EXERCISE: Each line containing the word "marker" must be collected.
....................
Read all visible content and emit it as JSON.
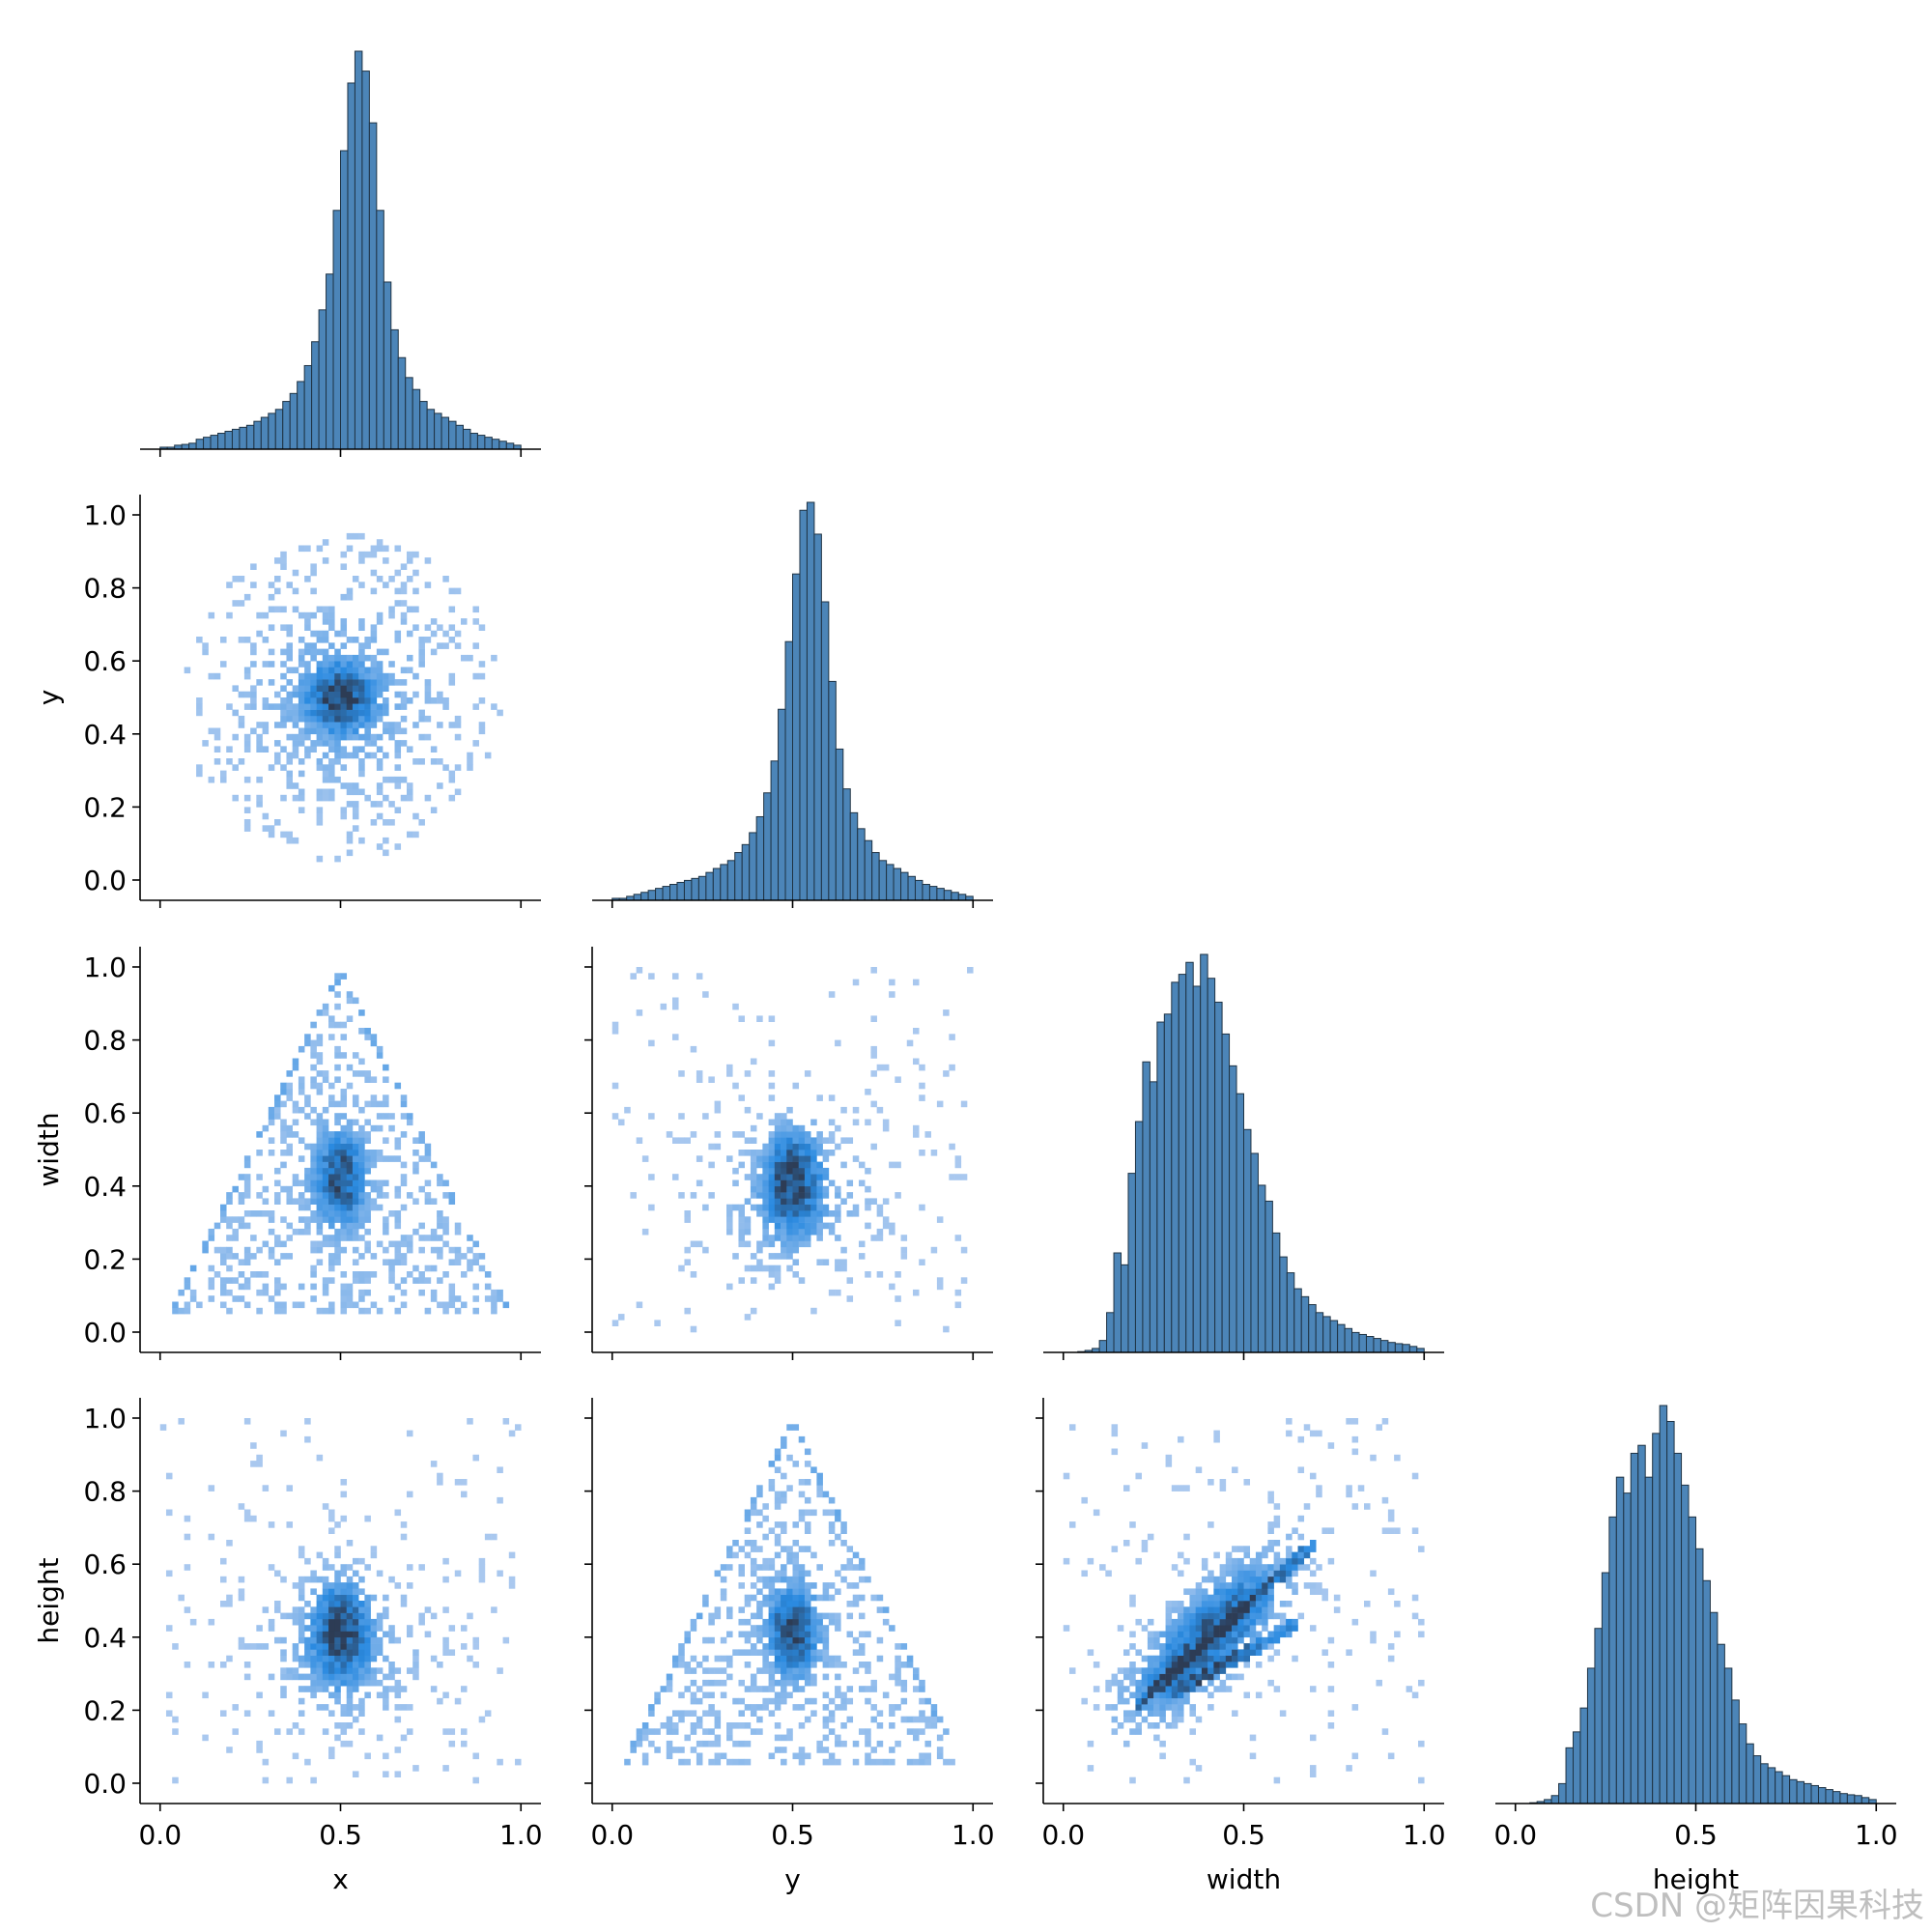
{
  "chart_data": {
    "type": "pairplot",
    "variables": [
      "x",
      "y",
      "width",
      "height"
    ],
    "axis_range": [
      0,
      1
    ],
    "x_ticks": [
      "0.0",
      "0.5",
      "1.0"
    ],
    "y_ticks": [
      "0.0",
      "0.2",
      "0.4",
      "0.6",
      "0.8",
      "1.0"
    ],
    "histogram_bins": 50,
    "histograms": {
      "x": {
        "shape": "sharp peak",
        "peak_x": 0.5,
        "relative_counts": [
          0.5,
          0.5,
          1,
          1.2,
          1.5,
          2.5,
          3,
          3.5,
          4,
          4.5,
          5,
          5.5,
          6,
          7,
          8,
          9,
          10,
          12,
          14,
          17,
          21,
          27,
          35,
          44,
          60,
          75,
          92,
          100,
          95,
          82,
          60,
          42,
          30,
          23,
          18,
          15,
          12,
          10,
          9,
          8,
          7,
          6,
          5,
          4,
          3.5,
          3,
          2.5,
          2,
          1.5,
          1
        ]
      },
      "y": {
        "shape": "sharp peak",
        "peak_x": 0.5,
        "relative_counts": [
          0.5,
          0.5,
          1,
          1.5,
          2,
          2.5,
          3,
          3.5,
          4,
          4.5,
          5,
          5.5,
          6,
          7,
          8,
          9,
          10,
          12,
          14,
          17,
          21,
          27,
          35,
          48,
          65,
          82,
          98,
          100,
          92,
          75,
          55,
          38,
          28,
          22,
          18,
          15,
          12,
          10,
          9,
          8,
          7,
          6,
          5,
          4,
          3.5,
          3,
          2.5,
          2,
          1.5,
          1
        ]
      },
      "width": {
        "shape": "right skewed",
        "peak_x": 0.4,
        "relative_counts": [
          0,
          0,
          0.2,
          0.5,
          1,
          3,
          10,
          25,
          22,
          45,
          58,
          73,
          68,
          83,
          85,
          93,
          95,
          98,
          92,
          100,
          94,
          88,
          80,
          72,
          65,
          56,
          50,
          42,
          38,
          30,
          24,
          20,
          16,
          14,
          12,
          10,
          9,
          8,
          7,
          6,
          5,
          4.5,
          4,
          3.5,
          3,
          2.5,
          2.2,
          2,
          1.5,
          1
        ]
      },
      "height": {
        "shape": "right skewed",
        "peak_x": 0.41,
        "relative_counts": [
          0,
          0,
          0.2,
          0.5,
          1,
          2,
          5,
          14,
          18,
          24,
          34,
          44,
          58,
          72,
          82,
          78,
          88,
          90,
          82,
          93,
          100,
          96,
          88,
          80,
          72,
          64,
          56,
          48,
          40,
          34,
          26,
          20,
          15,
          12,
          10,
          9,
          8,
          7,
          6,
          5.5,
          5,
          4.5,
          4,
          3.5,
          3,
          2.5,
          2.2,
          2,
          1.5,
          1
        ]
      }
    },
    "bivariate_histograms": [
      {
        "x": "x",
        "y": "y",
        "shape": "circular blob",
        "center": [
          0.5,
          0.5
        ]
      },
      {
        "x": "x",
        "y": "width",
        "shape": "triangle",
        "apex": [
          0.5,
          1.0
        ],
        "center": [
          0.5,
          0.42
        ]
      },
      {
        "x": "y",
        "y": "width",
        "shape": "blob",
        "center": [
          0.5,
          0.42
        ]
      },
      {
        "x": "x",
        "y": "height",
        "shape": "blob",
        "center": [
          0.5,
          0.42
        ]
      },
      {
        "x": "y",
        "y": "height",
        "shape": "triangle",
        "apex": [
          0.5,
          1.0
        ],
        "center": [
          0.5,
          0.42
        ]
      },
      {
        "x": "width",
        "y": "height",
        "shape": "positive correlation",
        "center": [
          0.4,
          0.4
        ]
      }
    ],
    "colors": {
      "bar_fill": "#4c85b8",
      "bar_edge": "#1f3344",
      "heat_light": "#a9c8ef",
      "heat_mid": "#2a8ae0",
      "heat_dark": "#2d3c55"
    }
  },
  "watermark": "CSDN @矩阵因果科技"
}
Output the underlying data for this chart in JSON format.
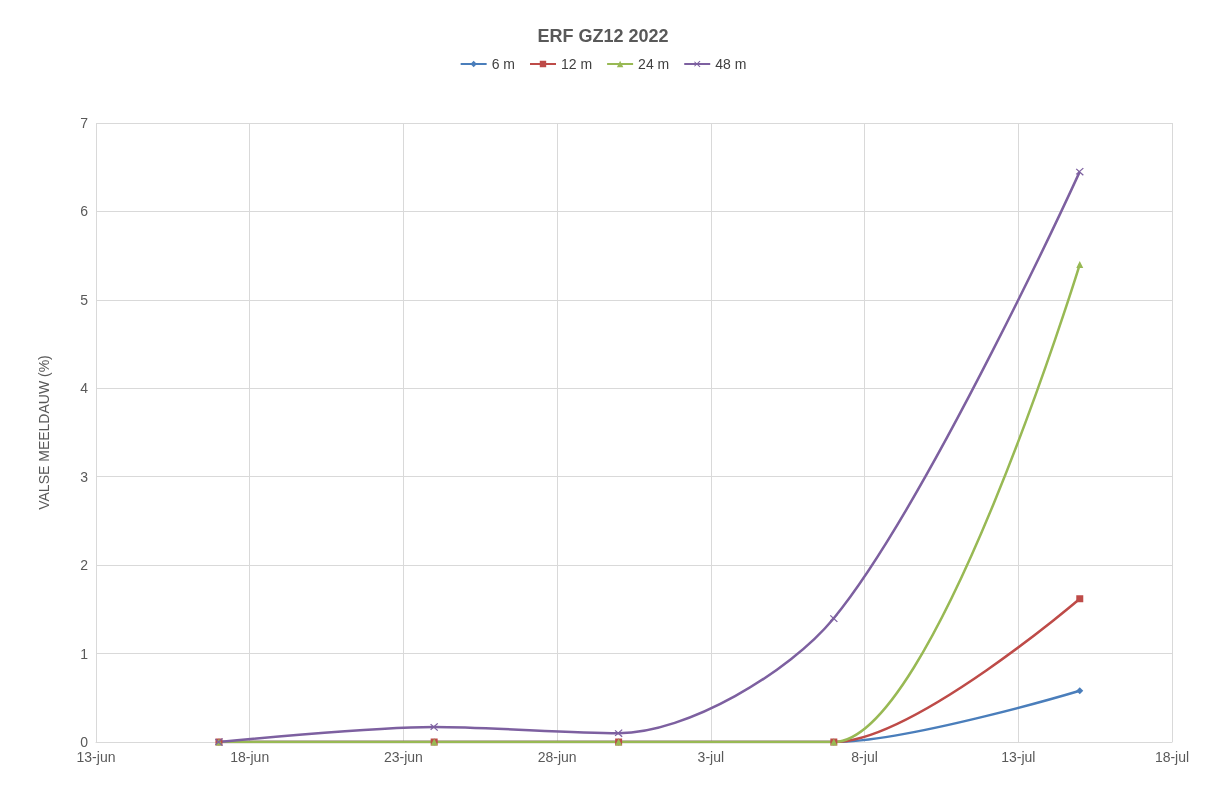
{
  "chart_data": {
    "type": "line",
    "title": "ERF GZ12 2022",
    "ylabel": "VALSE MEELDAUW (%)",
    "x": [
      "--06-17",
      "--06-24",
      "--06-30",
      "--07-07",
      "--07-15"
    ],
    "series": [
      {
        "name": "6 m",
        "color": "#4a7ebb",
        "marker": "diamond",
        "values": [
          0,
          0,
          0,
          0,
          0.58
        ]
      },
      {
        "name": "12 m",
        "color": "#be4b48",
        "marker": "square",
        "values": [
          0,
          0,
          0,
          0,
          1.62
        ]
      },
      {
        "name": "24 m",
        "color": "#98b954",
        "marker": "triangle",
        "values": [
          0,
          0,
          0,
          0,
          5.4
        ]
      },
      {
        "name": "48 m",
        "color": "#7d60a0",
        "marker": "cross",
        "values": [
          0,
          0.17,
          0.1,
          1.4,
          6.45
        ]
      }
    ],
    "xlim": [
      "--06-13",
      "--07-18"
    ],
    "xticks": [
      {
        "value": "--06-13",
        "label": "13-jun"
      },
      {
        "value": "--06-18",
        "label": "18-jun"
      },
      {
        "value": "--06-23",
        "label": "23-jun"
      },
      {
        "value": "--06-28",
        "label": "28-jun"
      },
      {
        "value": "--07-03",
        "label": "3-jul"
      },
      {
        "value": "--07-08",
        "label": "8-jul"
      },
      {
        "value": "--07-13",
        "label": "13-jul"
      },
      {
        "value": "--07-18",
        "label": "18-jul"
      }
    ],
    "ylim": [
      0,
      7
    ],
    "yticks": [
      0,
      1,
      2,
      3,
      4,
      5,
      6,
      7
    ],
    "grid": true,
    "legend": "top"
  }
}
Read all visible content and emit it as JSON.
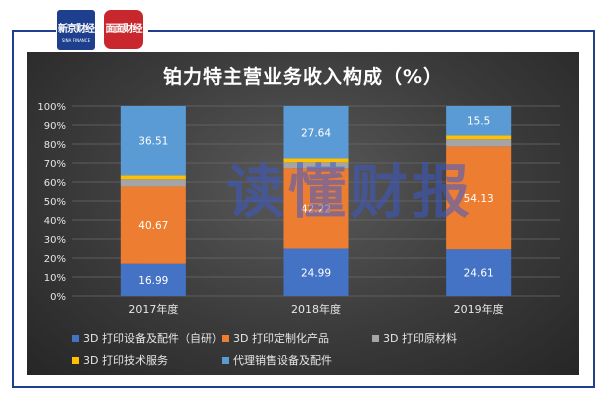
{
  "logos": {
    "left_text": "新京财经",
    "left_sub": "SINA FINANCE",
    "right_text": "面面财经"
  },
  "watermark": "读懂财报",
  "colors": {
    "background": "#3f3f3f",
    "frame": "#1f3f8f"
  },
  "chart_data": {
    "type": "bar",
    "stacked": true,
    "title": "铂力特主营业务收入构成（%）",
    "categories": [
      "2017年度",
      "2018年度",
      "2019年度"
    ],
    "ylim": [
      0,
      100
    ],
    "yticks": [
      "0%",
      "10%",
      "20%",
      "30%",
      "40%",
      "50%",
      "60%",
      "70%",
      "80%",
      "90%",
      "100%"
    ],
    "grid": true,
    "legend_position": "bottom",
    "series": [
      {
        "name": "3D 打印设备及配件（自研）",
        "color": "#4472c4",
        "values": [
          16.99,
          24.99,
          24.61
        ],
        "labels": [
          "16.99",
          "24.99",
          "24.61"
        ]
      },
      {
        "name": "3D 打印定制化产品",
        "color": "#ed7d31",
        "values": [
          40.67,
          42.22,
          54.13
        ],
        "labels": [
          "40.67",
          "42.22",
          "54.13"
        ]
      },
      {
        "name": "3D 打印原材料",
        "color": "#a5a5a5",
        "values": [
          3.83,
          3.15,
          3.76
        ],
        "labels": [
          "",
          "",
          ""
        ]
      },
      {
        "name": "3D 打印技术服务",
        "color": "#ffc000",
        "values": [
          2.0,
          2.0,
          2.0
        ],
        "labels": [
          "",
          "",
          ""
        ]
      },
      {
        "name": "代理销售设备及配件",
        "color": "#5b9bd5",
        "values": [
          36.51,
          27.64,
          15.5
        ],
        "labels": [
          "36.51",
          "27.64",
          "15.5"
        ]
      }
    ]
  }
}
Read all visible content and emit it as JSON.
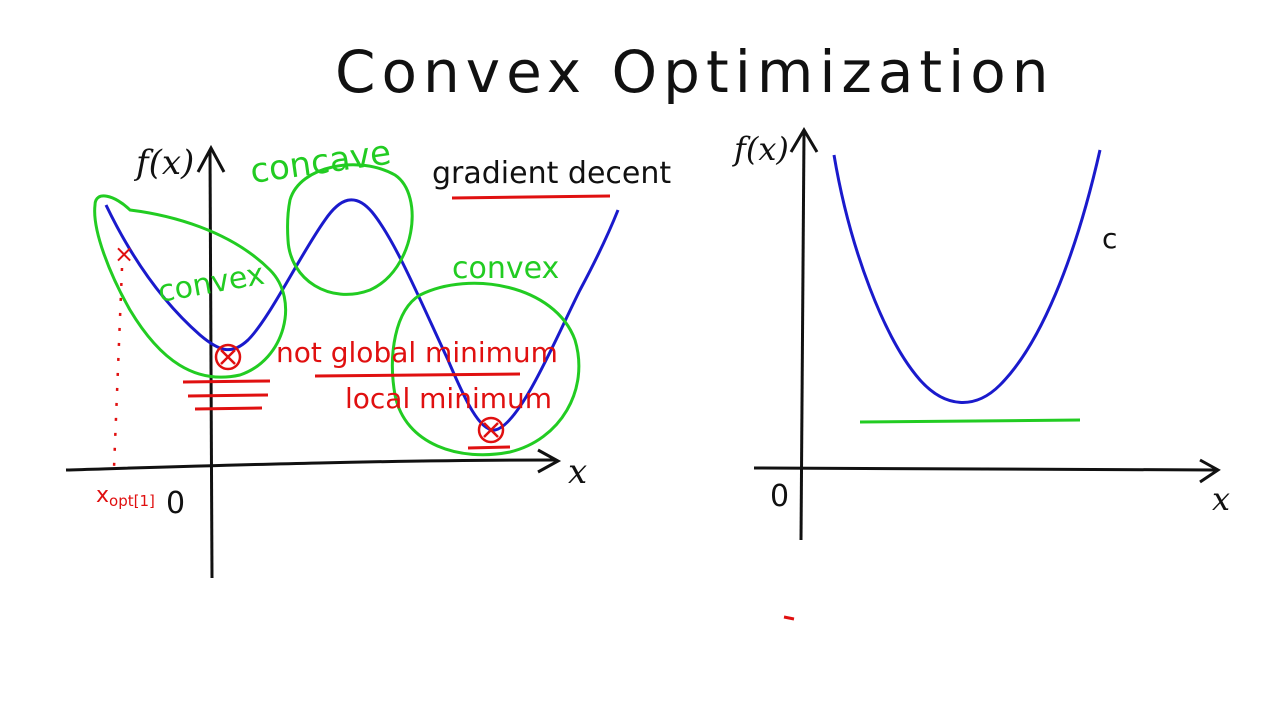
{
  "title": "Convex Optimization",
  "left_panel": {
    "y_axis_label": "f(x)",
    "x_axis_label": "x",
    "origin_label": "0",
    "x_opt_label": "x",
    "x_opt_subscript": "opt[1]",
    "concave_label": "concave",
    "convex_label_1": "convex",
    "convex_label_2": "convex",
    "gradient_label": "gradient decent",
    "not_global_label": "not global minimum",
    "local_min_label": "local minimum",
    "start_mark": "×"
  },
  "right_panel": {
    "y_axis_label": "f(x)",
    "x_axis_label": "x",
    "origin_label": "0",
    "partial_label": "c"
  },
  "colors": {
    "ink": "#111111",
    "curve": "#1a1acc",
    "green": "#22cc22",
    "red": "#e01010"
  }
}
....................
RESPONSE:
        "marker": "diamond",
        "marker": "square",
        "marker": "triangle",
        "marker": "cross",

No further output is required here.